Search the entries below. Return every line that has "radial" in it.

===== THE DATA

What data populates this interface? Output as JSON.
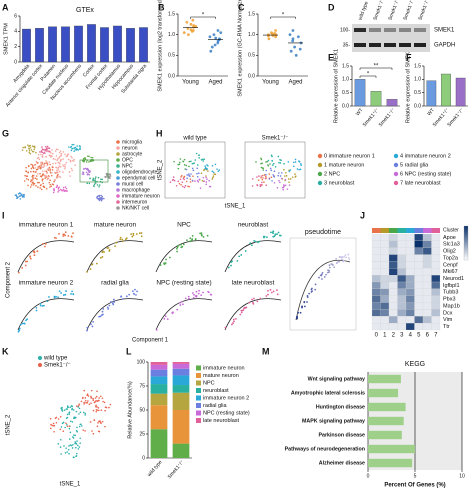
{
  "figure": {
    "panels": [
      "A",
      "B",
      "C",
      "D",
      "E",
      "F",
      "G",
      "H",
      "I",
      "J",
      "K",
      "L",
      "M"
    ],
    "blot": {
      "lanes": [
        "wild type",
        "Smek1⁻/⁻",
        "Smek1⁻/⁻",
        "Smek1⁻/⁻",
        "Smek1⁻/⁻"
      ],
      "markers": [
        "100-",
        "35-"
      ],
      "proteins": [
        "SMEK1",
        "GAPDH"
      ]
    },
    "cell_types": {
      "names": [
        "microglia",
        "neuron",
        "astrocyte",
        "OPC",
        "NPC",
        "oligodendrocyte",
        "ependymal cell",
        "mural cell",
        "macrophage",
        "immature neuron",
        "interneuron",
        "NK/NKT cell"
      ],
      "colors": [
        "#e8734a",
        "#f4a6a0",
        "#b5a640",
        "#5fae4a",
        "#3cb08c",
        "#34b4c8",
        "#4a9ad6",
        "#7a7fd8",
        "#b27ad8",
        "#de6ac8",
        "#e06a9a",
        "#999999"
      ]
    },
    "clusters": {
      "names": [
        "0 immature neuron 1",
        "1 mature neuron",
        "2 NPC",
        "3 neuroblast",
        "4 immature neuron 2",
        "5 radial glia",
        "6 NPC (resting state)",
        "7 late neuroblast"
      ],
      "colors": [
        "#e8734a",
        "#b59a2a",
        "#4aa84a",
        "#2ab0a0",
        "#2aa8d8",
        "#6a7fe0",
        "#c86ad8",
        "#e0609a"
      ]
    },
    "tsne_axes": [
      "tSNE_1",
      "tSNE_2"
    ],
    "conditions": {
      "names": [
        "wild type",
        "Smek1⁻/⁻"
      ],
      "colors": [
        "#2ab0a8",
        "#e8604a"
      ]
    },
    "pseudotime": {
      "titles": [
        "immature neuron 1",
        "mature neuron",
        "NPC",
        "neuroblast",
        "immature neuron 2",
        "radial glia",
        "NPC (resting state)",
        "late neuroblast"
      ],
      "title": "pseudotime",
      "xlabel": "Component 1",
      "ylabel": "Component 2"
    }
  },
  "chart_data": [
    {
      "type": "bar",
      "title": "GTEx",
      "ylabel": "SMEK1  TPM",
      "categories": [
        "Amygdala",
        "Anterior cingulate cortex",
        "Putamen",
        "Caudate nucleus",
        "Nucleus accumbens",
        "Cortex",
        "Frontal cortex",
        "Hypothalamus",
        "Hippocampus",
        "Substantia nigra"
      ],
      "values": [
        4.3,
        4.4,
        4.6,
        4.6,
        4.7,
        4.9,
        4.5,
        4.7,
        4.4,
        4.5
      ],
      "color": "#3a4fc4",
      "ylim": [
        0,
        6
      ],
      "yticks": [
        0,
        2,
        4,
        6
      ]
    },
    {
      "type": "strip",
      "ylabel": "SMEK1 expression (log2 transformed)",
      "categories": [
        "Young",
        "Aged"
      ],
      "points": [
        [
          1.05,
          1.2,
          1.15,
          1.3,
          1.1,
          1.25,
          1.0,
          1.18,
          1.22,
          1.12,
          1.35,
          1.08
        ],
        [
          0.9,
          0.7,
          1.0,
          0.85,
          1.1,
          0.95,
          0.8,
          0.75,
          1.05,
          0.88,
          0.6,
          0.92
        ]
      ],
      "values": [
        1.17,
        0.88
      ],
      "colors": [
        "#f0a030",
        "#3a7fc4"
      ],
      "annotation": "*",
      "ylim": [
        0,
        1.5
      ],
      "yticks": [
        {
          "value": 0,
          "label": "0.0"
        },
        {
          "value": 0.5,
          "label": "0.5"
        },
        {
          "value": 1,
          "label": "1.0"
        },
        {
          "value": 1.5,
          "label": "1.5"
        }
      ]
    },
    {
      "type": "strip",
      "ylabel": "SMEK1 expression (GC-RMA Normalized)",
      "categories": [
        "Young",
        "Aged"
      ],
      "points": [
        [
          1.0,
          0.98,
          1.02,
          1.05,
          0.95,
          1.1,
          0.9,
          1.0,
          1.03,
          0.97
        ],
        [
          0.6,
          0.9,
          0.7,
          1.1,
          0.8,
          0.5,
          0.95,
          0.65,
          1.0,
          0.85
        ]
      ],
      "values": [
        0.99,
        0.8
      ],
      "colors": [
        "#f0a030",
        "#3a7fc4"
      ],
      "annotation": "*",
      "ylim": [
        0,
        1.5
      ],
      "yticks": [
        {
          "value": 0,
          "label": "0.0"
        },
        {
          "value": 0.5,
          "label": "0.5"
        },
        {
          "value": 1,
          "label": "1.0"
        },
        {
          "value": 1.5,
          "label": "1.5"
        }
      ]
    },
    {
      "type": "bar",
      "ylabel": "Relative expression of SMEK1",
      "categories": [
        "WT",
        "Smek1⁺/⁻",
        "Smek1⁻/⁻"
      ],
      "values": [
        1.0,
        0.55,
        0.25
      ],
      "colors": [
        "#6a9ae0",
        "#8ccc7a",
        "#9a6fc8"
      ],
      "annotations": [
        "*",
        "**"
      ],
      "ylim": [
        0,
        1.5
      ],
      "yticks": [
        {
          "value": 0,
          "label": "0.0"
        },
        {
          "value": 0.5,
          "label": "0.5"
        },
        {
          "value": 1,
          "label": "1.0"
        },
        {
          "value": 1.5,
          "label": "1.5"
        }
      ]
    },
    {
      "type": "bar",
      "ylabel": "Relative expression of SMEK2",
      "categories": [
        "WT",
        "Smek1⁺/⁻",
        "Smek1⁻/⁻"
      ],
      "values": [
        0.95,
        1.2,
        1.05
      ],
      "colors": [
        "#6a9ae0",
        "#8ccc7a",
        "#9a6fc8"
      ],
      "ylim": [
        0,
        1.5
      ],
      "yticks": [
        {
          "value": 0,
          "label": "0.0"
        },
        {
          "value": 0.5,
          "label": "0.5"
        },
        {
          "value": 1,
          "label": "1.0"
        },
        {
          "value": 1.5,
          "label": "1.5"
        }
      ]
    },
    {
      "type": "heatmap",
      "title": "Cluster",
      "x": [
        0,
        1,
        2,
        3,
        4,
        5,
        6,
        7
      ],
      "rows": [
        "Apoe",
        "Slc1a3",
        "Olig2",
        "Top2a",
        "Cenpf",
        "Mki67",
        "Neurod1",
        "Igfbpl1",
        "Tubb3",
        "Pbx3",
        "Map1b",
        "Dcx",
        "Vim",
        "Ttr"
      ],
      "values": [
        [
          0.1,
          0.1,
          0.2,
          0.1,
          0.1,
          0.9,
          0.3,
          0.1
        ],
        [
          0.1,
          0.1,
          0.3,
          0.1,
          0.1,
          1.0,
          0.6,
          0.1
        ],
        [
          0.1,
          0.1,
          0.2,
          0.1,
          0.1,
          0.6,
          0.8,
          0.1
        ],
        [
          0.1,
          0.1,
          0.9,
          0.2,
          0.1,
          0.1,
          0.2,
          0.1
        ],
        [
          0.1,
          0.1,
          0.8,
          0.2,
          0.1,
          0.1,
          0.2,
          0.1
        ],
        [
          0.1,
          0.1,
          0.9,
          0.3,
          0.1,
          0.1,
          0.1,
          0.1
        ],
        [
          0.3,
          0.2,
          0.2,
          0.8,
          0.4,
          0.1,
          0.1,
          0.9
        ],
        [
          0.5,
          0.2,
          0.1,
          0.6,
          0.4,
          0.1,
          0.1,
          0.7
        ],
        [
          0.6,
          0.5,
          0.1,
          0.4,
          0.5,
          0.1,
          0.1,
          0.3
        ],
        [
          0.7,
          0.4,
          0.1,
          0.3,
          0.6,
          0.1,
          0.1,
          0.2
        ],
        [
          0.6,
          0.7,
          0.1,
          0.3,
          0.5,
          0.1,
          0.1,
          0.2
        ],
        [
          0.7,
          0.6,
          0.1,
          0.4,
          0.6,
          0.1,
          0.1,
          0.3
        ],
        [
          0.1,
          0.1,
          0.4,
          0.1,
          0.1,
          0.7,
          0.3,
          0.1
        ],
        [
          0.1,
          0.1,
          0.1,
          0.1,
          0.9,
          0.1,
          0.1,
          0.1
        ]
      ],
      "clim": [
        0,
        1
      ],
      "colors": [
        "#ffffff",
        "#08306b"
      ]
    },
    {
      "type": "stacked",
      "ylabel": "Relative Abundance(%)",
      "categories": [
        "wild type",
        "Smek1⁻/⁻"
      ],
      "series": [
        {
          "name": "immature neuron",
          "color": "#5fae4a",
          "values": [
            30,
            15
          ]
        },
        {
          "name": "mature neuron",
          "color": "#e8943a",
          "values": [
            25,
            35
          ]
        },
        {
          "name": "NPC",
          "color": "#b5a640",
          "values": [
            12,
            18
          ]
        },
        {
          "name": "neuroblast",
          "color": "#2ab0a0",
          "values": [
            10,
            8
          ]
        },
        {
          "name": "immature neuron 2",
          "color": "#2aa8d8",
          "values": [
            8,
            10
          ]
        },
        {
          "name": "radial glia",
          "color": "#6a7fe0",
          "values": [
            7,
            7
          ]
        },
        {
          "name": "NPC (resting state)",
          "color": "#c86ad8",
          "values": [
            5,
            5
          ]
        },
        {
          "name": "late neuroblast",
          "color": "#e0609a",
          "values": [
            3,
            2
          ]
        }
      ],
      "ylim": [
        0,
        100
      ],
      "yticks": [
        0,
        25,
        50,
        75,
        100
      ]
    },
    {
      "type": "hbar",
      "title": "KEGG",
      "xlabel": "Percent Of Genes (%)",
      "categories": [
        "Wnt signaling pathway",
        "Amyotrophic lateral sclerosis",
        "Huntington disease",
        "MAPK signaling pathway",
        "Parkinson disease",
        "Pathways of neurodegeneration",
        "Alzheimer disease"
      ],
      "values": [
        3.5,
        3.2,
        4.0,
        3.8,
        3.6,
        5.0,
        4.7
      ],
      "color": "#9ed08a",
      "xlim": [
        0,
        10
      ],
      "xticks": [
        0,
        5,
        10
      ],
      "grid": true
    }
  ]
}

==========

## RESPONSE BELOW
        "5 radial glia",
        "radial glia",
          "name": "radial glia",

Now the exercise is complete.